→ Set problem:
Reproduce the entries exactly.

· · · · ·

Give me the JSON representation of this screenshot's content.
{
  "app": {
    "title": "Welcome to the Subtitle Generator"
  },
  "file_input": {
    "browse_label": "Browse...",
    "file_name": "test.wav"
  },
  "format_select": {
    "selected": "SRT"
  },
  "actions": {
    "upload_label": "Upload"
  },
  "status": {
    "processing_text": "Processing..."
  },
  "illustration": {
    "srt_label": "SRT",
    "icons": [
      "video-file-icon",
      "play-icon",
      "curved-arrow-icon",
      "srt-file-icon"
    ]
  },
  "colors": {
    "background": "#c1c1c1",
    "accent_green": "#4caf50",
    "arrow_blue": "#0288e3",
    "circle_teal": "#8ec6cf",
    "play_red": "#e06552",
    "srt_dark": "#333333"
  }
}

· · · · ·

→ Answer to the problem:
Give me the JSON representation of this screenshot's content.
{
  "app": {
    "title": "Welcome to the Subtitle Generator"
  },
  "file_input": {
    "browse_label": "Browse...",
    "file_name": "test.wav"
  },
  "format_select": {
    "selected": "SRT"
  },
  "actions": {
    "upload_label": "Upload"
  },
  "status": {
    "processing_text": "Processing..."
  },
  "illustration": {
    "srt_label": "SRT",
    "icons": [
      "video-file-icon",
      "play-icon",
      "curved-arrow-icon",
      "srt-file-icon"
    ]
  },
  "colors": {
    "background": "#c1c1c1",
    "accent_green": "#4caf50",
    "arrow_blue": "#0288e3",
    "circle_teal": "#8ec6cf",
    "play_red": "#e06552",
    "srt_dark": "#333333"
  }
}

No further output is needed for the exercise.